%%
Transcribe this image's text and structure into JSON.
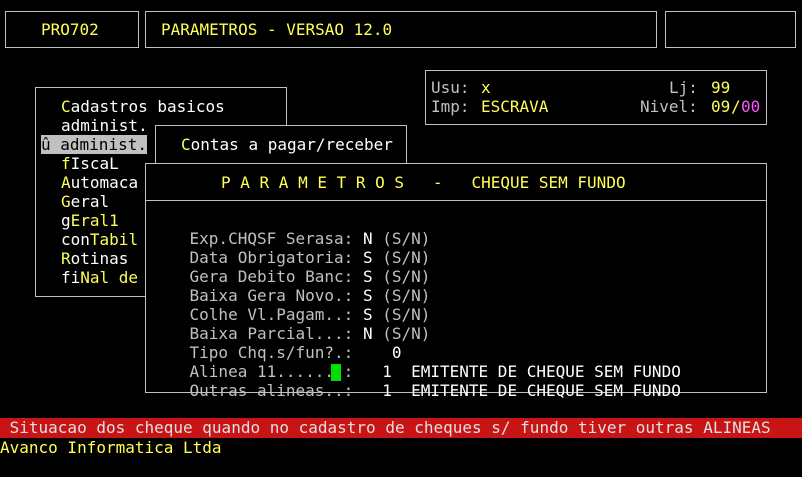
{
  "header": {
    "program_code": "PRO702",
    "title": "PARAMETROS - VERSAO 12.0"
  },
  "user_panel": {
    "usu_label": "Usu:",
    "usu_value": "x",
    "lj_label": "Lj:",
    "lj_value": "99",
    "imp_label": "Imp:",
    "imp_value": "ESCRAVA",
    "nivel_label": "Nivel:",
    "nivel_value_a": "09",
    "nivel_sep": "/",
    "nivel_value_b": "00"
  },
  "main_menu": {
    "items": [
      {
        "hot": "C",
        "rest": "adastros basicos"
      },
      {
        "hot": "",
        "rest": "administ."
      },
      {
        "hot": "û",
        "rest": " administ."
      },
      {
        "hot": "f",
        "rest": "IscaL"
      },
      {
        "hot": "A",
        "rest": "utomaca"
      },
      {
        "hot": "G",
        "rest": "eral"
      },
      {
        "hot": "g",
        "rest": "Eral1"
      },
      {
        "hot": "con",
        "rest": "Tabil"
      },
      {
        "hot": "R",
        "rest": "otinas"
      },
      {
        "hot": "fi",
        "rest": "Nal de"
      }
    ]
  },
  "submenu": {
    "hot": "C",
    "rest": "ontas a pagar/receber"
  },
  "dialog": {
    "title": "P A R A M E T R O S   -   CHEQUE SEM FUNDO",
    "fields": [
      {
        "label": "Exp.CHQSF Serasa:",
        "value": "N",
        "hint": "(S/N)"
      },
      {
        "label": "Data Obrigatoria:",
        "value": "S",
        "hint": "(S/N)"
      },
      {
        "label": "Gera Debito Banc:",
        "value": "S",
        "hint": "(S/N)"
      },
      {
        "label": "Baixa Gera Novo.:",
        "value": "S",
        "hint": "(S/N)"
      },
      {
        "label": "Colhe Vl.Pagam..:",
        "value": "S",
        "hint": "(S/N)"
      },
      {
        "label": "Baixa Parcial...:",
        "value": "N",
        "hint": "(S/N)"
      },
      {
        "label": "Tipo Chq.s/fun?.:",
        "value": "0",
        "hint": ""
      },
      {
        "label": "Alinea 11.......:",
        "value": "1",
        "hint": "EMITENTE DE CHEQUE SEM FUNDO"
      },
      {
        "label": "Outras alineas..:",
        "value": "1",
        "hint": "EMITENTE DE CHEQUE SEM FUNDO"
      }
    ]
  },
  "status_bar": " Situacao dos cheque quando no cadastro de cheques s/ fundo tiver outras ALINEAS",
  "footer": "Avanco Informatica Ltda",
  "colors": {
    "status_bg": "#c81414",
    "highlight": "#ffff55",
    "cursor": "#00e000"
  }
}
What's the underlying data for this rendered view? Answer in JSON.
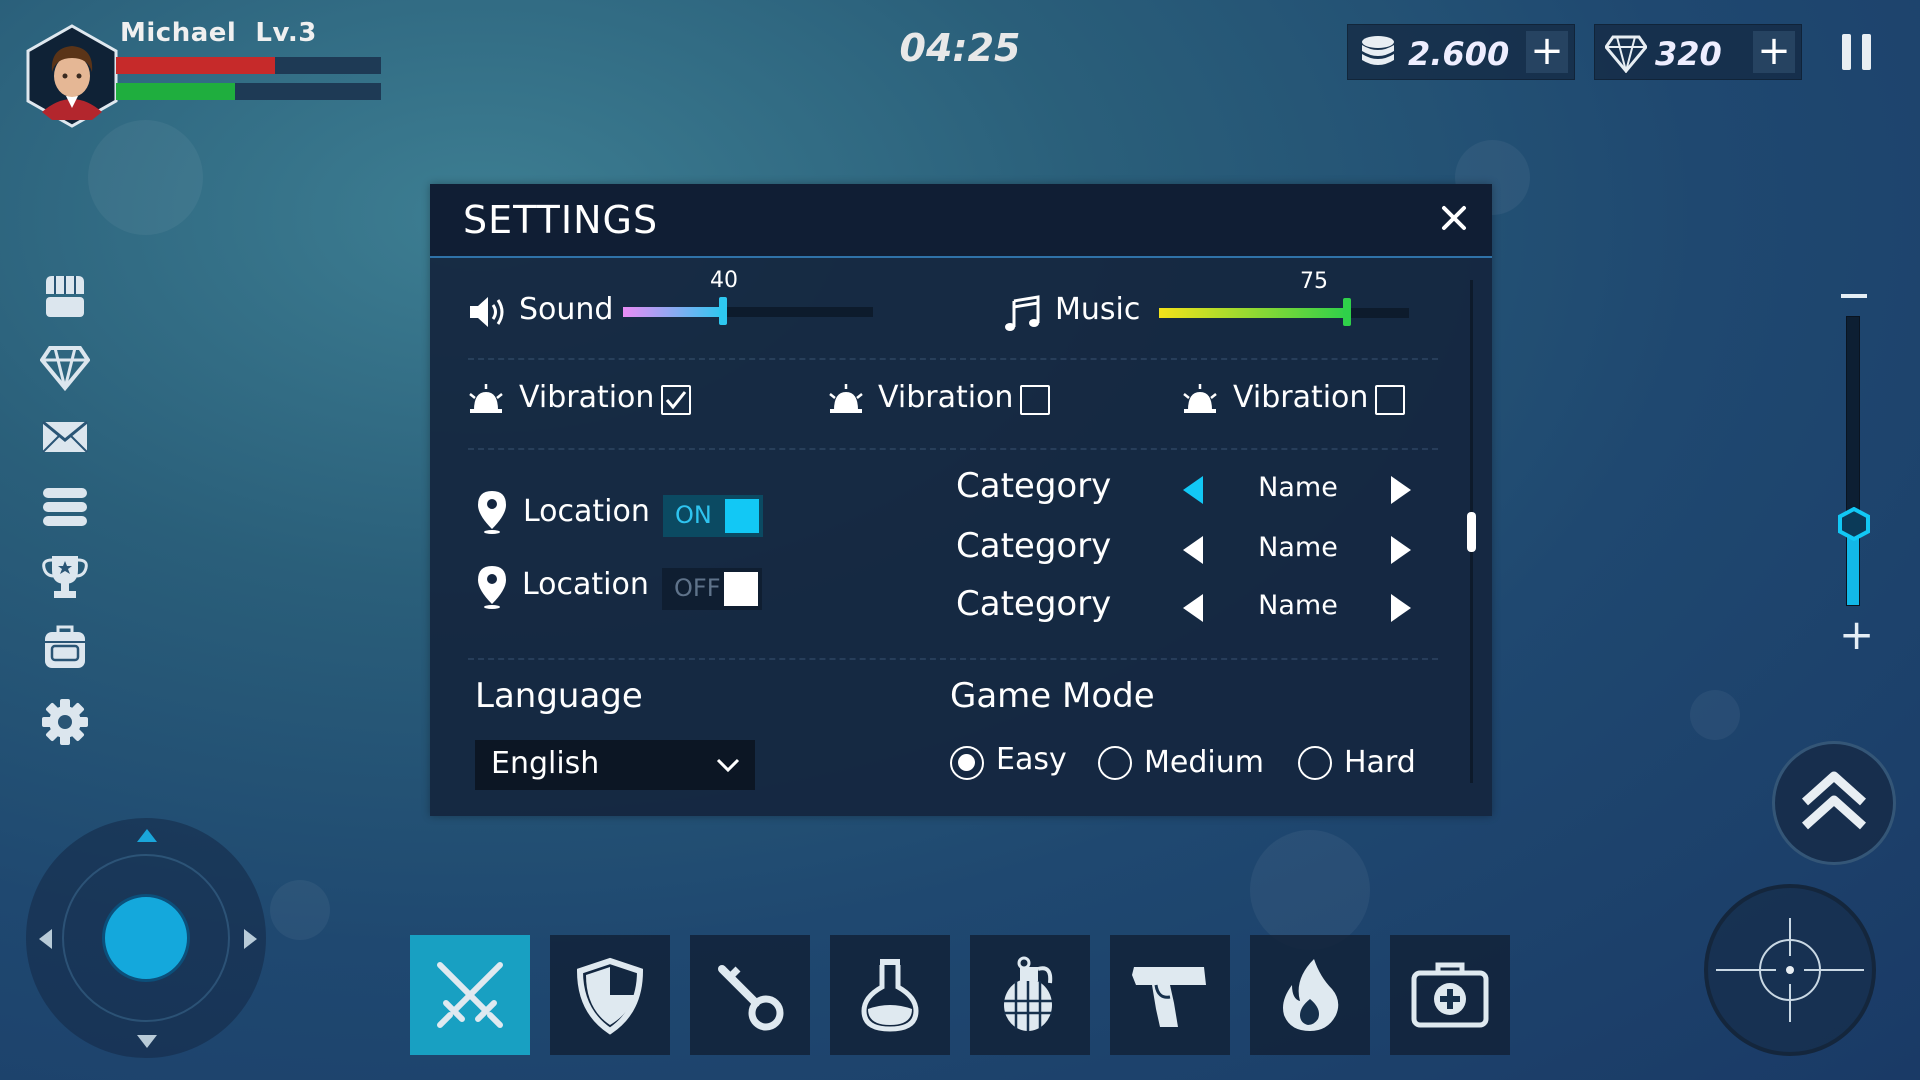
{
  "player": {
    "name": "Michael",
    "level": "Lv.3",
    "hp_fraction": 0.6,
    "xp_fraction": 0.45
  },
  "hud": {
    "timer": "04:25",
    "coins": "2.600",
    "gems": "320",
    "plus_label": "+"
  },
  "sidebar": {
    "items": [
      {
        "icon": "shop-icon"
      },
      {
        "icon": "diamond-icon"
      },
      {
        "icon": "mail-icon"
      },
      {
        "icon": "list-icon"
      },
      {
        "icon": "trophy-icon"
      },
      {
        "icon": "backpack-icon"
      },
      {
        "icon": "gear-icon"
      }
    ]
  },
  "settings": {
    "title": "SETTINGS",
    "sound": {
      "label": "Sound",
      "value": 40,
      "value_text": "40"
    },
    "music": {
      "label": "Music",
      "value": 75,
      "value_text": "75"
    },
    "vibration": [
      {
        "label": "Vibration",
        "checked": true
      },
      {
        "label": "Vibration",
        "checked": false
      },
      {
        "label": "Vibration",
        "checked": false
      }
    ],
    "location": [
      {
        "label": "Location",
        "state": "ON"
      },
      {
        "label": "Location",
        "state": "OFF"
      }
    ],
    "categories": [
      {
        "label": "Category",
        "value": "Name"
      },
      {
        "label": "Category",
        "value": "Name"
      },
      {
        "label": "Category",
        "value": "Name"
      }
    ],
    "language": {
      "label": "Language",
      "selected": "English"
    },
    "game_mode": {
      "label": "Game Mode",
      "options": [
        "Easy",
        "Medium",
        "Hard"
      ],
      "selected": "Easy"
    }
  },
  "zoom": {
    "level_fraction": 0.28,
    "minus": "−",
    "plus": "+"
  },
  "hotbar": {
    "slots": [
      {
        "icon": "crossed-swords-icon",
        "active": true
      },
      {
        "icon": "shield-icon",
        "active": false
      },
      {
        "icon": "key-icon",
        "active": false
      },
      {
        "icon": "potion-flask-icon",
        "active": false
      },
      {
        "icon": "grenade-icon",
        "active": false
      },
      {
        "icon": "pistol-icon",
        "active": false
      },
      {
        "icon": "fire-icon",
        "active": false
      },
      {
        "icon": "medkit-icon",
        "active": false
      }
    ]
  },
  "colors": {
    "accent": "#12c8f5",
    "hp": "#c62a2a",
    "xp": "#1fae3e",
    "sound_gradient": [
      "#e98cf5",
      "#2ec8f0"
    ],
    "music_gradient": [
      "#f3e21a",
      "#2fd04a"
    ]
  }
}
%%
» Exercise details
Print each entry shown above with exact wording and no pictures.

» Exercise response
Transcribe this image's text and structure into JSON.
{
  "header": {
    "program_code": "PRO702",
    "title": "PARAMETROS - VERSAO 12.0"
  },
  "user_panel": {
    "usu_label": "Usu:",
    "usu_value": "x",
    "lj_label": "Lj:",
    "lj_value": "99",
    "imp_label": "Imp:",
    "imp_value": "ESCRAVA",
    "nivel_label": "Nivel:",
    "nivel_value_a": "09",
    "nivel_sep": "/",
    "nivel_value_b": "00"
  },
  "main_menu": {
    "items": [
      {
        "hot": "C",
        "rest": "adastros basicos"
      },
      {
        "hot": "",
        "rest": "administ."
      },
      {
        "hot": "û",
        "rest": " administ."
      },
      {
        "hot": "f",
        "rest": "IscaL"
      },
      {
        "hot": "A",
        "rest": "utomaca"
      },
      {
        "hot": "G",
        "rest": "eral"
      },
      {
        "hot": "g",
        "rest": "Eral1"
      },
      {
        "hot": "con",
        "rest": "Tabil"
      },
      {
        "hot": "R",
        "rest": "otinas"
      },
      {
        "hot": "fi",
        "rest": "Nal de"
      }
    ]
  },
  "submenu": {
    "hot": "C",
    "rest": "ontas a pagar/receber"
  },
  "dialog": {
    "title": "P A R A M E T R O S   -   CHEQUE SEM FUNDO",
    "fields": [
      {
        "label": "Exp.CHQSF Serasa:",
        "value": "N",
        "hint": "(S/N)"
      },
      {
        "label": "Data Obrigatoria:",
        "value": "S",
        "hint": "(S/N)"
      },
      {
        "label": "Gera Debito Banc:",
        "value": "S",
        "hint": "(S/N)"
      },
      {
        "label": "Baixa Gera Novo.:",
        "value": "S",
        "hint": "(S/N)"
      },
      {
        "label": "Colhe Vl.Pagam..:",
        "value": "S",
        "hint": "(S/N)"
      },
      {
        "label": "Baixa Parcial...:",
        "value": "N",
        "hint": "(S/N)"
      },
      {
        "label": "Tipo Chq.s/fun?.:",
        "value": "0",
        "hint": ""
      },
      {
        "label": "Alinea 11.......:",
        "value": "1",
        "hint": "EMITENTE DE CHEQUE SEM FUNDO"
      },
      {
        "label": "Outras alineas..:",
        "value": "1",
        "hint": "EMITENTE DE CHEQUE SEM FUNDO"
      }
    ]
  },
  "status_bar": " Situacao dos cheque quando no cadastro de cheques s/ fundo tiver outras ALINEAS",
  "footer": "Avanco Informatica Ltda",
  "colors": {
    "status_bg": "#c81414",
    "highlight": "#ffff55",
    "cursor": "#00e000"
  }
}
What's the underlying data for this rendered view? Answer in JSON.
{
  "player": {
    "name": "Michael",
    "level": "Lv.3",
    "hp_fraction": 0.6,
    "xp_fraction": 0.45
  },
  "hud": {
    "timer": "04:25",
    "coins": "2.600",
    "gems": "320",
    "plus_label": "+"
  },
  "sidebar": {
    "items": [
      {
        "icon": "shop-icon"
      },
      {
        "icon": "diamond-icon"
      },
      {
        "icon": "mail-icon"
      },
      {
        "icon": "list-icon"
      },
      {
        "icon": "trophy-icon"
      },
      {
        "icon": "backpack-icon"
      },
      {
        "icon": "gear-icon"
      }
    ]
  },
  "settings": {
    "title": "SETTINGS",
    "sound": {
      "label": "Sound",
      "value": 40,
      "value_text": "40"
    },
    "music": {
      "label": "Music",
      "value": 75,
      "value_text": "75"
    },
    "vibration": [
      {
        "label": "Vibration",
        "checked": true
      },
      {
        "label": "Vibration",
        "checked": false
      },
      {
        "label": "Vibration",
        "checked": false
      }
    ],
    "location": [
      {
        "label": "Location",
        "state": "ON"
      },
      {
        "label": "Location",
        "state": "OFF"
      }
    ],
    "categories": [
      {
        "label": "Category",
        "value": "Name"
      },
      {
        "label": "Category",
        "value": "Name"
      },
      {
        "label": "Category",
        "value": "Name"
      }
    ],
    "language": {
      "label": "Language",
      "selected": "English"
    },
    "game_mode": {
      "label": "Game Mode",
      "options": [
        "Easy",
        "Medium",
        "Hard"
      ],
      "selected": "Easy"
    }
  },
  "zoom": {
    "level_fraction": 0.28,
    "minus": "−",
    "plus": "+"
  },
  "hotbar": {
    "slots": [
      {
        "icon": "crossed-swords-icon",
        "active": true
      },
      {
        "icon": "shield-icon",
        "active": false
      },
      {
        "icon": "key-icon",
        "active": false
      },
      {
        "icon": "potion-flask-icon",
        "active": false
      },
      {
        "icon": "grenade-icon",
        "active": false
      },
      {
        "icon": "pistol-icon",
        "active": false
      },
      {
        "icon": "fire-icon",
        "active": false
      },
      {
        "icon": "medkit-icon",
        "active": false
      }
    ]
  },
  "colors": {
    "accent": "#12c8f5",
    "hp": "#c62a2a",
    "xp": "#1fae3e",
    "sound_gradient": [
      "#e98cf5",
      "#2ec8f0"
    ],
    "music_gradient": [
      "#f3e21a",
      "#2fd04a"
    ]
  }
}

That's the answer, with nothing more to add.